» Problem to solve:
Select the lines that hold the word "不可能造成深远的影响" and copy each one.

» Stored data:
+ + + +

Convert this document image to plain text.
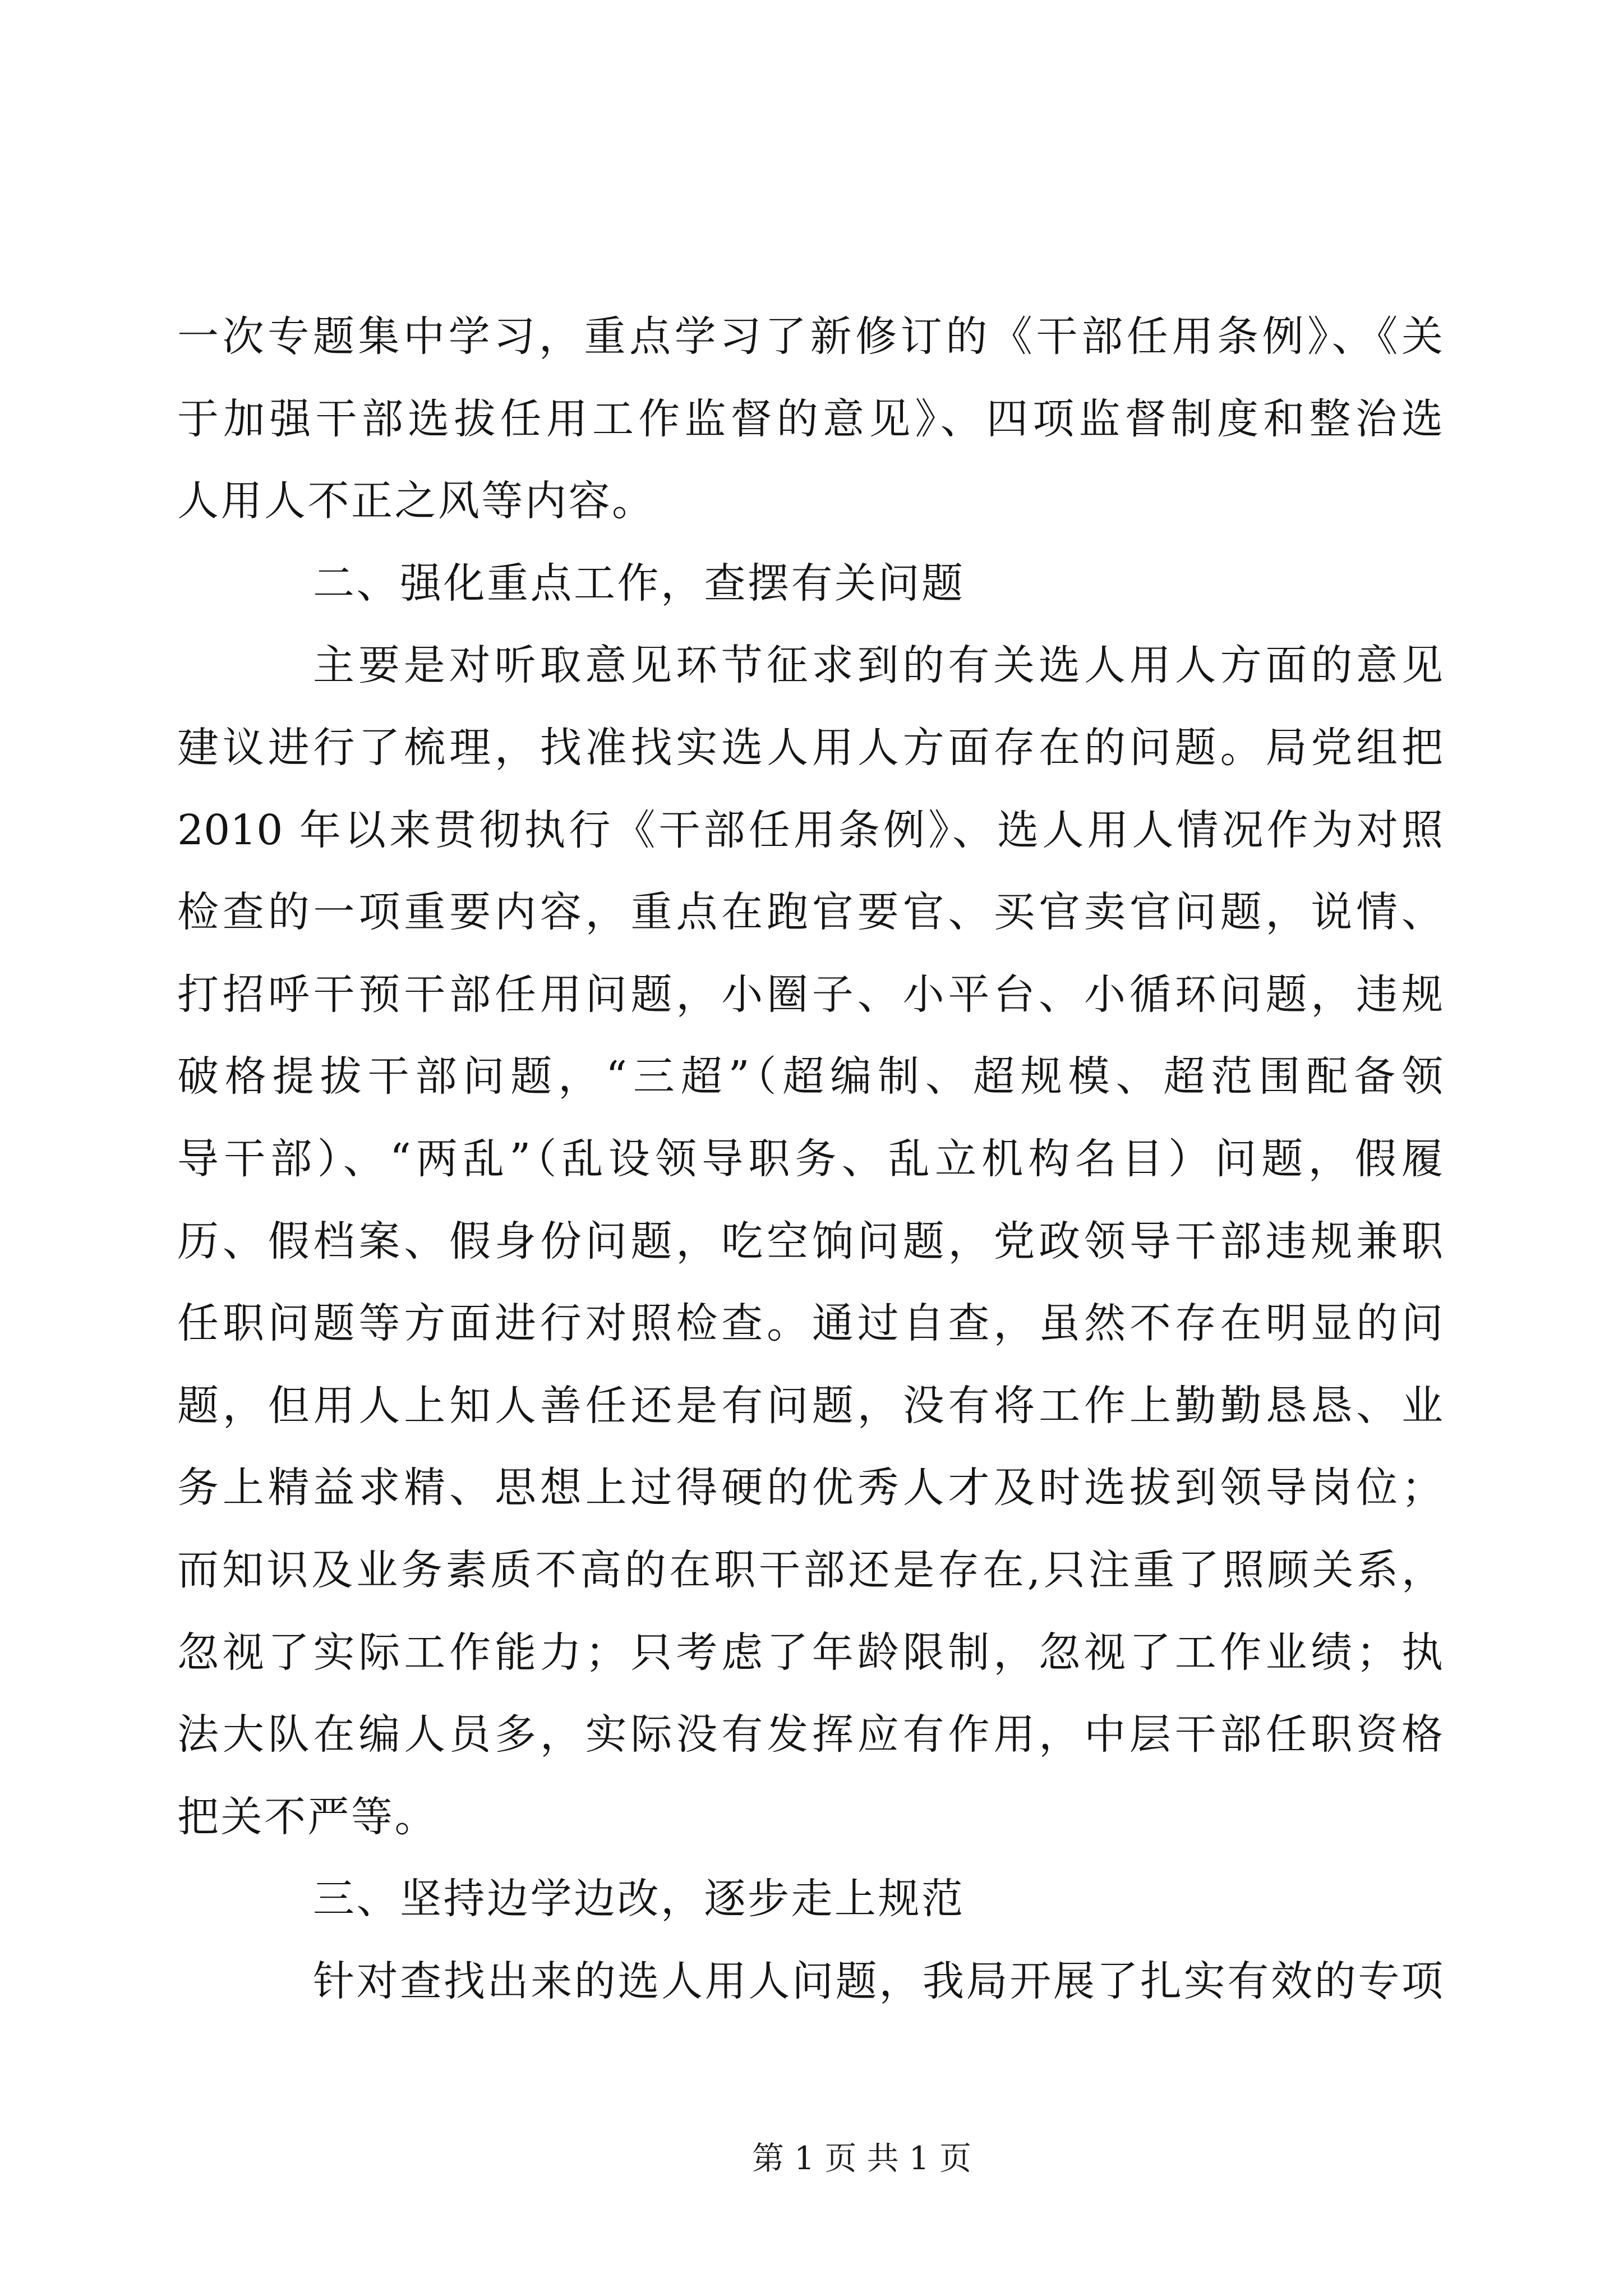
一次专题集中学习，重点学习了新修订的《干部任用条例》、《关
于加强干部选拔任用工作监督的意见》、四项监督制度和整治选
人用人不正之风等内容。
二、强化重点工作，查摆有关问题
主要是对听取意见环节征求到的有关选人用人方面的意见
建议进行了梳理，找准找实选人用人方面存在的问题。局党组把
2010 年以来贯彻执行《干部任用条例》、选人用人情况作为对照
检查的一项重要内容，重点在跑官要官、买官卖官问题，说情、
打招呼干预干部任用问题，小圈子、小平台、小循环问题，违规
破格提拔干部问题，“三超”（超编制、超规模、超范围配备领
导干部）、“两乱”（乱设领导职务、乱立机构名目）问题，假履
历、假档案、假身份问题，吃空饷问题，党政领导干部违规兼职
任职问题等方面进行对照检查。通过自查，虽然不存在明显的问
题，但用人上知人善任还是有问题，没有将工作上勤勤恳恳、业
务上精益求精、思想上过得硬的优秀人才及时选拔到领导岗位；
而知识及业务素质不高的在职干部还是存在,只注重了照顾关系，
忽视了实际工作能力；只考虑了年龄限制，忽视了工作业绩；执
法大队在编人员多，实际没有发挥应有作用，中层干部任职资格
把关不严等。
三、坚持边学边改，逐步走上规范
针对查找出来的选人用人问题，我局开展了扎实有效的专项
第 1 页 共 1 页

+ + + +

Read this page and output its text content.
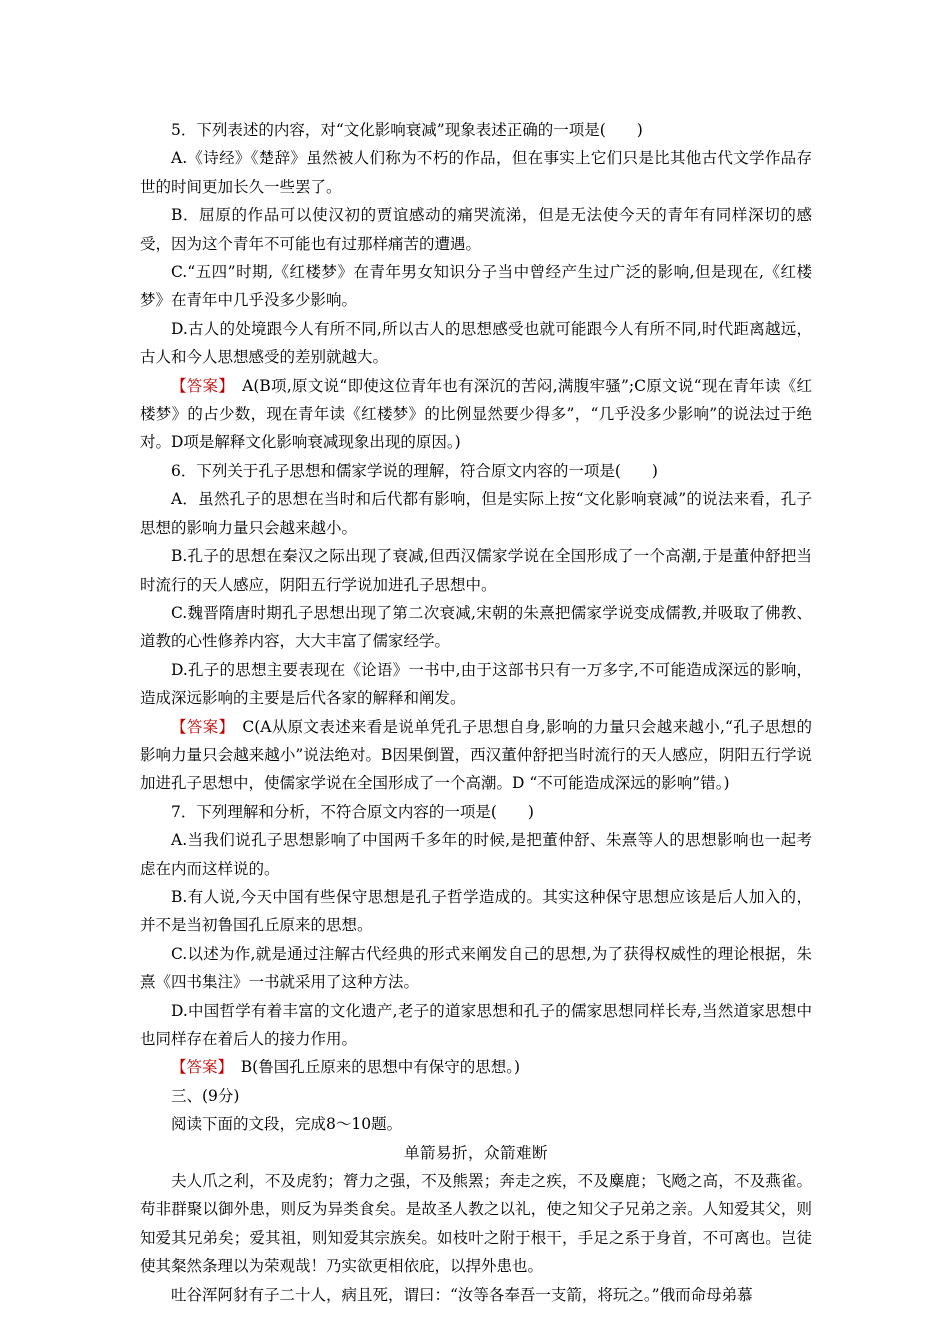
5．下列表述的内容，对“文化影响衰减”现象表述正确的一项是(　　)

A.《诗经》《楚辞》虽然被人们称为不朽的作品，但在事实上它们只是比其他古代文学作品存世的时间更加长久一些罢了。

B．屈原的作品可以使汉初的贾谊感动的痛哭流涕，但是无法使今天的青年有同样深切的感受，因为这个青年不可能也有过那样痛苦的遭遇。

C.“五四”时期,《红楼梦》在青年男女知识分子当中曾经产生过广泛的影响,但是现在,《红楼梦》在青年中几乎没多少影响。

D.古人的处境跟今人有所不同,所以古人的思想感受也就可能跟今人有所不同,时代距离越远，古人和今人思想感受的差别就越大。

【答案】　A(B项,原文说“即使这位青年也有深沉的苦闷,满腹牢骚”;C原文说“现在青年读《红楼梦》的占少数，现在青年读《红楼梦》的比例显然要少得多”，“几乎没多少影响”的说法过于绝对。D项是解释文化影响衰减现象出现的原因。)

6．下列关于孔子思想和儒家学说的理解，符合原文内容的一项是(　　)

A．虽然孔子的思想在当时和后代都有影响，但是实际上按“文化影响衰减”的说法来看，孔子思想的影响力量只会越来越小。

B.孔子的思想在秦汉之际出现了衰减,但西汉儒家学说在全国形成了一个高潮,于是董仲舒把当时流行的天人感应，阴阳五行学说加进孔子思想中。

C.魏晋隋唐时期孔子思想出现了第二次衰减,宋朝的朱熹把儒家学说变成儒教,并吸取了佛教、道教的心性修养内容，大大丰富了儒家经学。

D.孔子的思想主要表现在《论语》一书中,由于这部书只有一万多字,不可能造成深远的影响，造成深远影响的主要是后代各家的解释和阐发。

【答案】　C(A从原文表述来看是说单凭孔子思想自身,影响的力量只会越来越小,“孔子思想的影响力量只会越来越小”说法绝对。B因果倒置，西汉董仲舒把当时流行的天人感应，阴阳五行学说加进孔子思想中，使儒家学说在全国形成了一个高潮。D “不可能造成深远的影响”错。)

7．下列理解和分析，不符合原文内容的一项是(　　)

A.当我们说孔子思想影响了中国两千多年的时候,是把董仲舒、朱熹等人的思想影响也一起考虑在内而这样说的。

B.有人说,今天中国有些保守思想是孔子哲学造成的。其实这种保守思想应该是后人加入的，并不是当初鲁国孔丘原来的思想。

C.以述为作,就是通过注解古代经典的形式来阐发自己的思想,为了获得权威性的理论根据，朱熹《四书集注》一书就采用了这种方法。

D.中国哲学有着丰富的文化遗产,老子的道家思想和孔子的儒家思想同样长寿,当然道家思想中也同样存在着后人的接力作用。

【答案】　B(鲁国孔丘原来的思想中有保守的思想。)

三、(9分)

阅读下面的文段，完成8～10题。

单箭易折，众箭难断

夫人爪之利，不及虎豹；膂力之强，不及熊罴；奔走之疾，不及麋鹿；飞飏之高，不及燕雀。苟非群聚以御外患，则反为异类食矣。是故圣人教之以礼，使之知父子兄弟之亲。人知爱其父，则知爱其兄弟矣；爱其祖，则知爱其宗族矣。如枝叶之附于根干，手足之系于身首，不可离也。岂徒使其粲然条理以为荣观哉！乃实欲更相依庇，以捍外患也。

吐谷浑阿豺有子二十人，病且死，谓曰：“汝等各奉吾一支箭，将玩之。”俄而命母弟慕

+ + + +

» Output of the exercise:
D.孔子的思想主要表现在《论语》一书中,由于这部书只有一万多字,不可能造成深远的影响，造成深远影响的主要是后代各家的解释和阐发。
【答案】　C(A从原文表述来看是说单凭孔子思想自身,影响的力量只会越来越小,“孔子思想的影响力量只会越来越小”说法绝对。B因果倒置，西汉董仲舒把当时流行的天人感应，阴阳五行学说加进孔子思想中，使儒家学说在全国形成了一个高潮。D “不可能造成深远的影响”错。)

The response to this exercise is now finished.